• **WRITTEN PROBLEM**:
Each entry should be quoted word for word, including every mark of punctuation.
### AVAILABLE RECORDS ###
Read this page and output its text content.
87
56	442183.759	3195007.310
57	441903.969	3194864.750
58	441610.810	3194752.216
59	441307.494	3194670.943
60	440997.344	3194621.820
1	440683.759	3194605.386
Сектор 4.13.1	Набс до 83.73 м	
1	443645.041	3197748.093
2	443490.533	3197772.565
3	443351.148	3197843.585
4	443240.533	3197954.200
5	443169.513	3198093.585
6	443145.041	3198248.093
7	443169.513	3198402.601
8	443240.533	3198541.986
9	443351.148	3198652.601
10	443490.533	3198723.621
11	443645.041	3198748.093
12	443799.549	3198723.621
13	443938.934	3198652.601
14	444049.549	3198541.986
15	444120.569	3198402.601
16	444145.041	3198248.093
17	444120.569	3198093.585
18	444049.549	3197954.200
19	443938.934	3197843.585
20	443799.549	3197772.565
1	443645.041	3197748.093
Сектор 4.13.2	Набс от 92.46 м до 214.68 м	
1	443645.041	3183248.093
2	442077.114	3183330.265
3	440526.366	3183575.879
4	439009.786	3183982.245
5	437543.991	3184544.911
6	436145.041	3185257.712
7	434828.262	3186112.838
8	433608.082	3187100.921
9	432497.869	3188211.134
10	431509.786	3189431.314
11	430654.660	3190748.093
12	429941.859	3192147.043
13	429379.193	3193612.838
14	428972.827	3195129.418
###
• **WRITTEN ANSWER**:
Read this page and output its text content.
87
56	442183.759	3195007.310
57	441903.969	3194864.750
58	441610.810	3194752.216
59	441307.494	3194670.943
60	440997.344	3194621.820
1	440683.759	3194605.386
Сектор 4.13.1	Набс до 83.73 м	
1	443645.041	3197748.093
2	443490.533	3197772.565
3	443351.148	3197843.585
4	443240.533	3197954.200
5	443169.513	3198093.585
6	443145.041	3198248.093
7	443169.513	3198402.601
8	443240.533	3198541.986
9	443351.148	3198652.601
10	443490.533	3198723.621
11	443645.041	3198748.093
12	443799.549	3198723.621
13	443938.934	3198652.601
14	444049.549	3198541.986
15	444120.569	3198402.601
16	444145.041	3198248.093
17	444120.569	3198093.585
18	444049.549	3197954.200
19	443938.934	3197843.585
20	443799.549	3197772.565
1	443645.041	3197748.093
Сектор 4.13.2	Набс от 92.46 м до 214.68 м	
1	443645.041	3183248.093
2	442077.114	3183330.265
3	440526.366	3183575.879
4	439009.786	3183982.245
5	437543.991	3184544.911
6	436145.041	3185257.712
7	434828.262	3186112.838
8	433608.082	3187100.921
9	432497.869	3188211.134
10	431509.786	3189431.314
11	430654.660	3190748.093
12	429941.859	3192147.043
13	429379.193	3193612.838
14	428972.827	3195129.418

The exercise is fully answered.